• _What needs to be done_
Print the full listing exactly.

-- Start --

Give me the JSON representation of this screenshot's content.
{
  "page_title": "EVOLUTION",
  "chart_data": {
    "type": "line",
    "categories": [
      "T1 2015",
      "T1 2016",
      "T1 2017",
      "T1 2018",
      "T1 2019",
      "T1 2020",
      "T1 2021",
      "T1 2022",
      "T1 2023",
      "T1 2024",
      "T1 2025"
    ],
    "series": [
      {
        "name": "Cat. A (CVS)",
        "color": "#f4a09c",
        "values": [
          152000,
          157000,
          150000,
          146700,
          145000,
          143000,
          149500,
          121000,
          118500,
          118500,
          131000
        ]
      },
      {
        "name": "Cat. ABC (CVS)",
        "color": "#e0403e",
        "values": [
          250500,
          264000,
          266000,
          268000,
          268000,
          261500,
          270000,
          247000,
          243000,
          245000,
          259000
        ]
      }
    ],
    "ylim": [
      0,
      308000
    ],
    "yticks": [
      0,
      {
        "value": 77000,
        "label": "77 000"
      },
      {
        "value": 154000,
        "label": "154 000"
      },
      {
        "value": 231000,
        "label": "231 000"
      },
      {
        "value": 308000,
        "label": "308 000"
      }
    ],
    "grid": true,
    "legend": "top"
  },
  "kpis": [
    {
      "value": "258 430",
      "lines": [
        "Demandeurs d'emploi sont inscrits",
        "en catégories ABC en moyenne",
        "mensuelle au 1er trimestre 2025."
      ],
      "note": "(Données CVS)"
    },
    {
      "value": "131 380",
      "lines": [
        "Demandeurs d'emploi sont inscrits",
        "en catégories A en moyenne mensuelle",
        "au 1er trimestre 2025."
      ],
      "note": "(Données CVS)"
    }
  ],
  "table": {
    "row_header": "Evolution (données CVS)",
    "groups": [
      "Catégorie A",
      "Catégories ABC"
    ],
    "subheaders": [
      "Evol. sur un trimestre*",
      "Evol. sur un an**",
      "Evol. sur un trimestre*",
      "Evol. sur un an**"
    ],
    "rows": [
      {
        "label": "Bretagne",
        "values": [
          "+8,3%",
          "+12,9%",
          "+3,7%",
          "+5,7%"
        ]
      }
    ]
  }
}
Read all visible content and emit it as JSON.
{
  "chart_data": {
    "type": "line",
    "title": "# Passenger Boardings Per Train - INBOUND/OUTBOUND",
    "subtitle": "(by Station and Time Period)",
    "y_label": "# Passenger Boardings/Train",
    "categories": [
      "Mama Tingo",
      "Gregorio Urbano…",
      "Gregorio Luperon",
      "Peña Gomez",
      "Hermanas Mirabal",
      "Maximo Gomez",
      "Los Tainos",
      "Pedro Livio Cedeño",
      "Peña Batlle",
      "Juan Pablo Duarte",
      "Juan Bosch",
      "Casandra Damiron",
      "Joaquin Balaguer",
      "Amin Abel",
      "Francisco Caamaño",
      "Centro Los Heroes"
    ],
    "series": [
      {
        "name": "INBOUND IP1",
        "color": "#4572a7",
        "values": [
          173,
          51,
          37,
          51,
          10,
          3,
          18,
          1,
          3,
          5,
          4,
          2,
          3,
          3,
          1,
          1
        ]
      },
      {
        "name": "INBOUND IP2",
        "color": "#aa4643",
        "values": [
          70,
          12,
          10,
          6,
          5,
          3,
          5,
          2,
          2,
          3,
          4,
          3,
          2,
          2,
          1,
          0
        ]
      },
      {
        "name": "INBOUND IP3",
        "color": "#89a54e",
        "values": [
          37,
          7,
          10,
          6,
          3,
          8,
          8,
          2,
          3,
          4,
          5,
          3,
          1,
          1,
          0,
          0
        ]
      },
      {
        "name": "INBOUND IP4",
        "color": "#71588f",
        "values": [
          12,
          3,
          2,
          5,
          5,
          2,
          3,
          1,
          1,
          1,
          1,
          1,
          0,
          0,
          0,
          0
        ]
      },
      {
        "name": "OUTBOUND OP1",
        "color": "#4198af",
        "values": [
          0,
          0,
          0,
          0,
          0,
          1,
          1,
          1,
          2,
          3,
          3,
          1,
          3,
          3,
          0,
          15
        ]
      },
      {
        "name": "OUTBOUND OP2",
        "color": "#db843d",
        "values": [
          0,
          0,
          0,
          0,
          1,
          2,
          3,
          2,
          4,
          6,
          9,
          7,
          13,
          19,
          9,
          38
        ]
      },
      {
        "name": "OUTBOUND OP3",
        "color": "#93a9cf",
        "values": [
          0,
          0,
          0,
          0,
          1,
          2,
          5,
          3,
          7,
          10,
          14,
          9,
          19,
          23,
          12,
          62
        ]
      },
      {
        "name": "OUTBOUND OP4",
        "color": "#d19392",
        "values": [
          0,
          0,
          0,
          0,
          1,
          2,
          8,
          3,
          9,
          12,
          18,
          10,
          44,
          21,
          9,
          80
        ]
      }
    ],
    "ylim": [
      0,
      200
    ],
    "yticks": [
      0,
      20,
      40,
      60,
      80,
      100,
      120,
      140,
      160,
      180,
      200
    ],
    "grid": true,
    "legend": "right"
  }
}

-- End --

• _Result of the task_
Give me the JSON representation of this screenshot's content.
{
  "page_title": "EVOLUTION",
  "chart_data": {
    "type": "line",
    "categories": [
      "T1 2015",
      "T1 2016",
      "T1 2017",
      "T1 2018",
      "T1 2019",
      "T1 2020",
      "T1 2021",
      "T1 2022",
      "T1 2023",
      "T1 2024",
      "T1 2025"
    ],
    "series": [
      {
        "name": "Cat. A (CVS)",
        "color": "#f4a09c",
        "values": [
          152000,
          157000,
          150000,
          146700,
          145000,
          143000,
          149500,
          121000,
          118500,
          118500,
          131000
        ]
      },
      {
        "name": "Cat. ABC (CVS)",
        "color": "#e0403e",
        "values": [
          250500,
          264000,
          266000,
          268000,
          268000,
          261500,
          270000,
          247000,
          243000,
          245000,
          259000
        ]
      }
    ],
    "ylim": [
      0,
      308000
    ],
    "yticks": [
      0,
      {
        "value": 77000,
        "label": "77 000"
      },
      {
        "value": 154000,
        "label": "154 000"
      },
      {
        "value": 231000,
        "label": "231 000"
      },
      {
        "value": 308000,
        "label": "308 000"
      }
    ],
    "grid": true,
    "legend": "top"
  },
  "kpis": [
    {
      "value": "258 430",
      "lines": [
        "Demandeurs d'emploi sont inscrits",
        "en catégories ABC en moyenne",
        "mensuelle au 1er trimestre 2025."
      ],
      "note": "(Données CVS)"
    },
    {
      "value": "131 380",
      "lines": [
        "Demandeurs d'emploi sont inscrits",
        "en catégories A en moyenne mensuelle",
        "au 1er trimestre 2025."
      ],
      "note": "(Données CVS)"
    }
  ],
  "table": {
    "row_header": "Evolution (données CVS)",
    "groups": [
      "Catégorie A",
      "Catégories ABC"
    ],
    "subheaders": [
      "Evol. sur un trimestre*",
      "Evol. sur un an**",
      "Evol. sur un trimestre*",
      "Evol. sur un an**"
    ],
    "rows": [
      {
        "label": "Bretagne",
        "values": [
          "+8,3%",
          "+12,9%",
          "+3,7%",
          "+5,7%"
        ]
      }
    ]
  }
}
Read all visible content and emit it as JSON.
{
  "chart_data": {
    "type": "line",
    "title": "# Passenger Boardings Per Train - INBOUND/OUTBOUND",
    "subtitle": "(by Station and Time Period)",
    "y_label": "# Passenger Boardings/Train",
    "categories": [
      "Mama Tingo",
      "Gregorio Urbano…",
      "Gregorio Luperon",
      "Peña Gomez",
      "Hermanas Mirabal",
      "Maximo Gomez",
      "Los Tainos",
      "Pedro Livio Cedeño",
      "Peña Batlle",
      "Juan Pablo Duarte",
      "Juan Bosch",
      "Casandra Damiron",
      "Joaquin Balaguer",
      "Amin Abel",
      "Francisco Caamaño",
      "Centro Los Heroes"
    ],
    "series": [
      {
        "name": "INBOUND IP1",
        "color": "#4572a7",
        "values": [
          173,
          51,
          37,
          51,
          10,
          3,
          18,
          1,
          3,
          5,
          4,
          2,
          3,
          3,
          1,
          1
        ]
      },
      {
        "name": "INBOUND IP2",
        "color": "#aa4643",
        "values": [
          70,
          12,
          10,
          6,
          5,
          3,
          5,
          2,
          2,
          3,
          4,
          3,
          2,
          2,
          1,
          0
        ]
      },
      {
        "name": "INBOUND IP3",
        "color": "#89a54e",
        "values": [
          37,
          7,
          10,
          6,
          3,
          8,
          8,
          2,
          3,
          4,
          5,
          3,
          1,
          1,
          0,
          0
        ]
      },
      {
        "name": "INBOUND IP4",
        "color": "#71588f",
        "values": [
          12,
          3,
          2,
          5,
          5,
          2,
          3,
          1,
          1,
          1,
          1,
          1,
          0,
          0,
          0,
          0
        ]
      },
      {
        "name": "OUTBOUND OP1",
        "color": "#4198af",
        "values": [
          0,
          0,
          0,
          0,
          0,
          1,
          1,
          1,
          2,
          3,
          3,
          1,
          3,
          3,
          0,
          15
        ]
      },
      {
        "name": "OUTBOUND OP2",
        "color": "#db843d",
        "values": [
          0,
          0,
          0,
          0,
          1,
          2,
          3,
          2,
          4,
          6,
          9,
          7,
          13,
          19,
          9,
          38
        ]
      },
      {
        "name": "OUTBOUND OP3",
        "color": "#93a9cf",
        "values": [
          0,
          0,
          0,
          0,
          1,
          2,
          5,
          3,
          7,
          10,
          14,
          9,
          19,
          23,
          12,
          62
        ]
      },
      {
        "name": "OUTBOUND OP4",
        "color": "#d19392",
        "values": [
          0,
          0,
          0,
          0,
          1,
          2,
          8,
          3,
          9,
          12,
          18,
          10,
          44,
          21,
          9,
          80
        ]
      }
    ],
    "ylim": [
      0,
      200
    ],
    "yticks": [
      0,
      20,
      40,
      60,
      80,
      100,
      120,
      140,
      160,
      180,
      200
    ],
    "grid": true,
    "legend": "right"
  }
}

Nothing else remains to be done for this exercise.